▸ **What is being asked**: Repeat every entry word for word, skipping the pictures.

▸ **Material**:
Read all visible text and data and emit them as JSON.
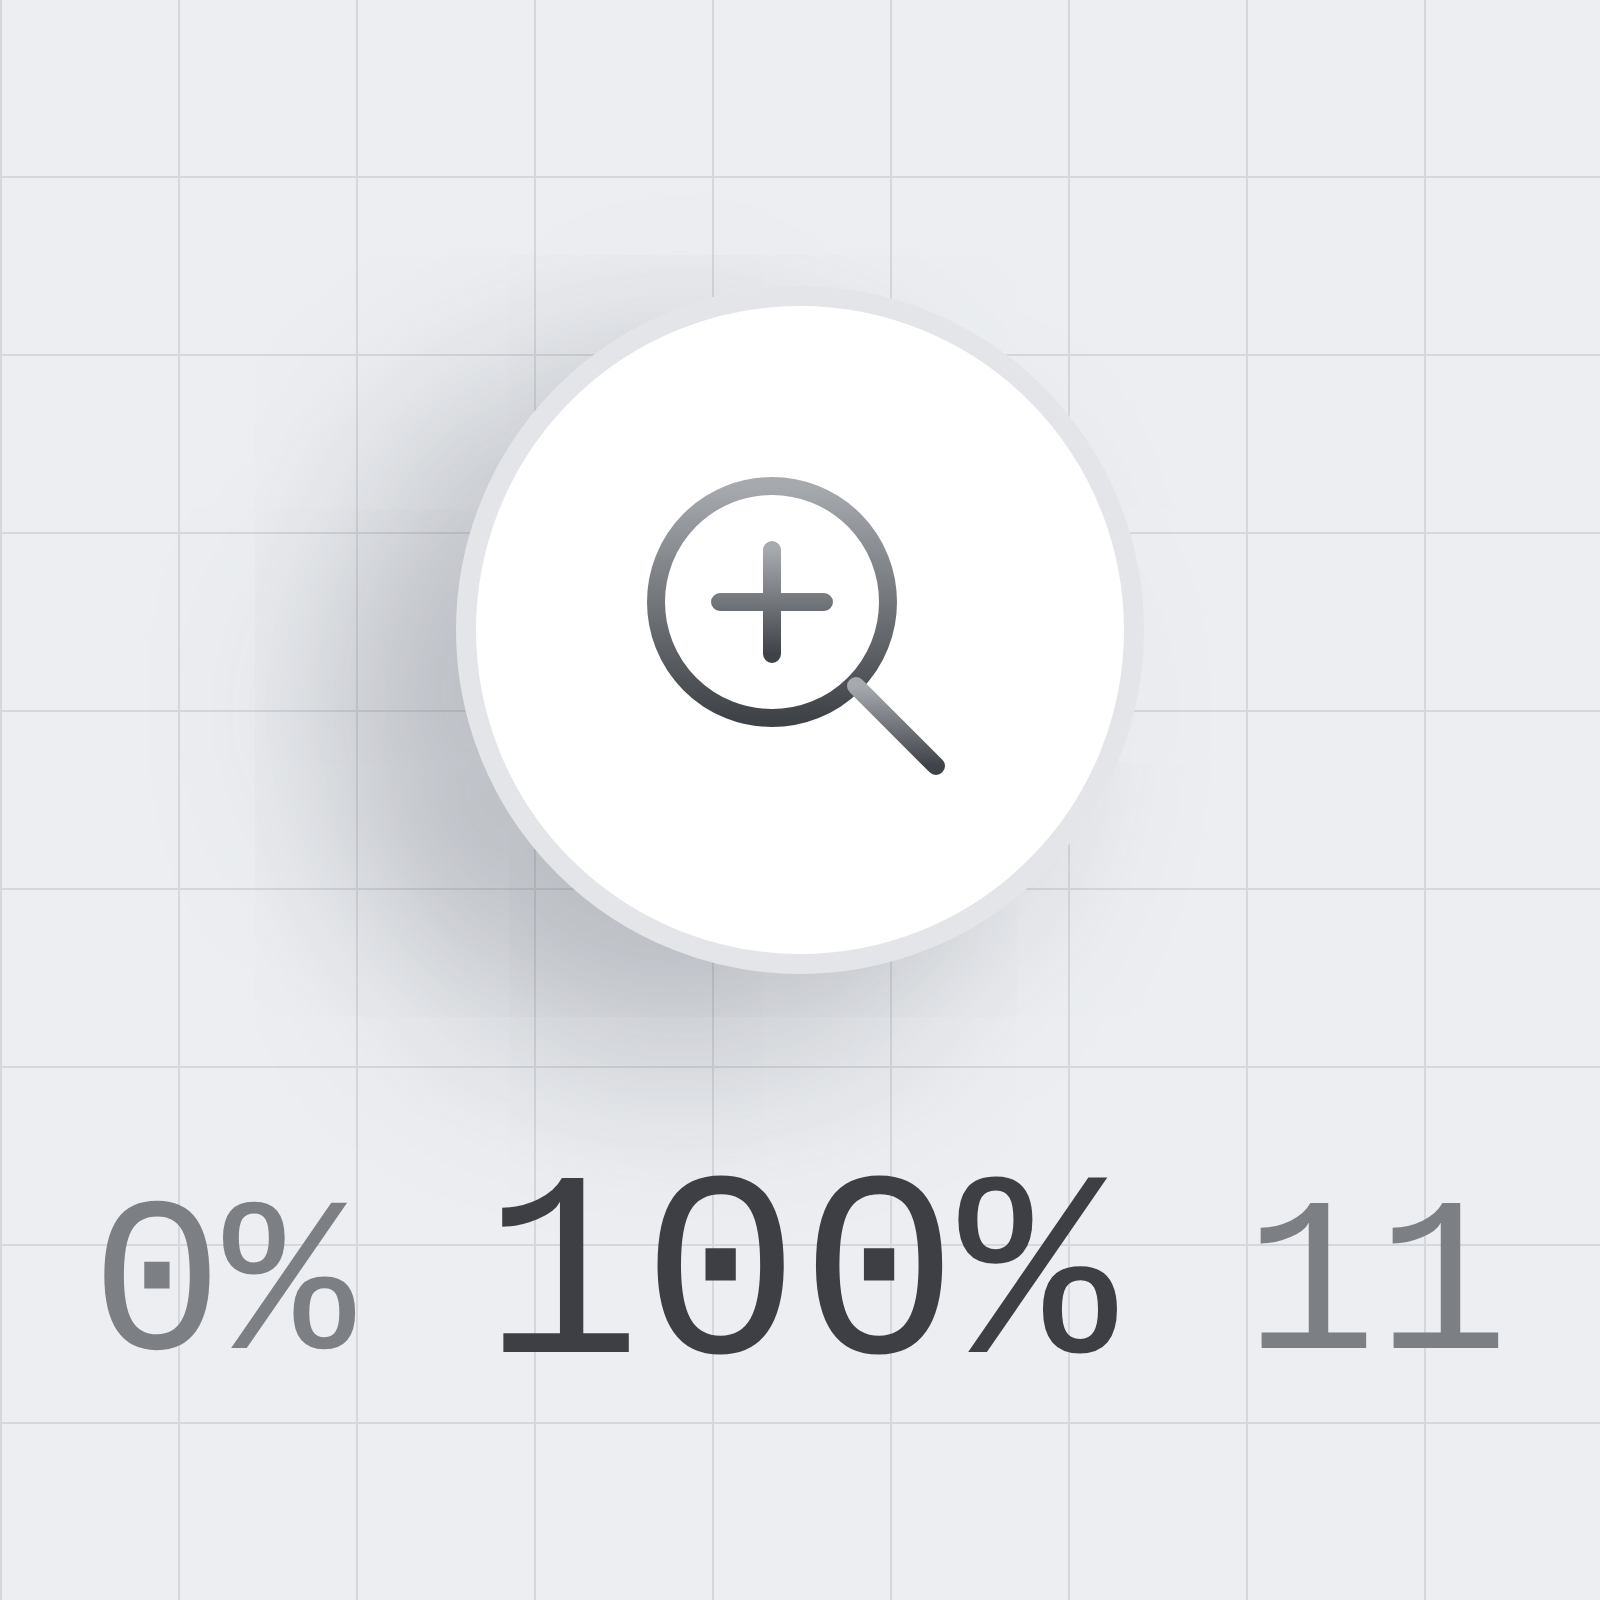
{
  "zoom_button": {
    "kind": "zoom-in"
  },
  "zoom_levels": [
    {
      "text": "0%",
      "selected": false
    },
    {
      "text": "100%",
      "selected": true
    },
    {
      "text": "11",
      "selected": false
    }
  ]
}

▸ **Task answer**:
Read all visible text and data and emit them as JSON.
{
  "zoom_button": {
    "kind": "zoom-in"
  },
  "zoom_levels": [
    {
      "text": "0%",
      "selected": false
    },
    {
      "text": "100%",
      "selected": true
    },
    {
      "text": "11",
      "selected": false
    }
  ]
}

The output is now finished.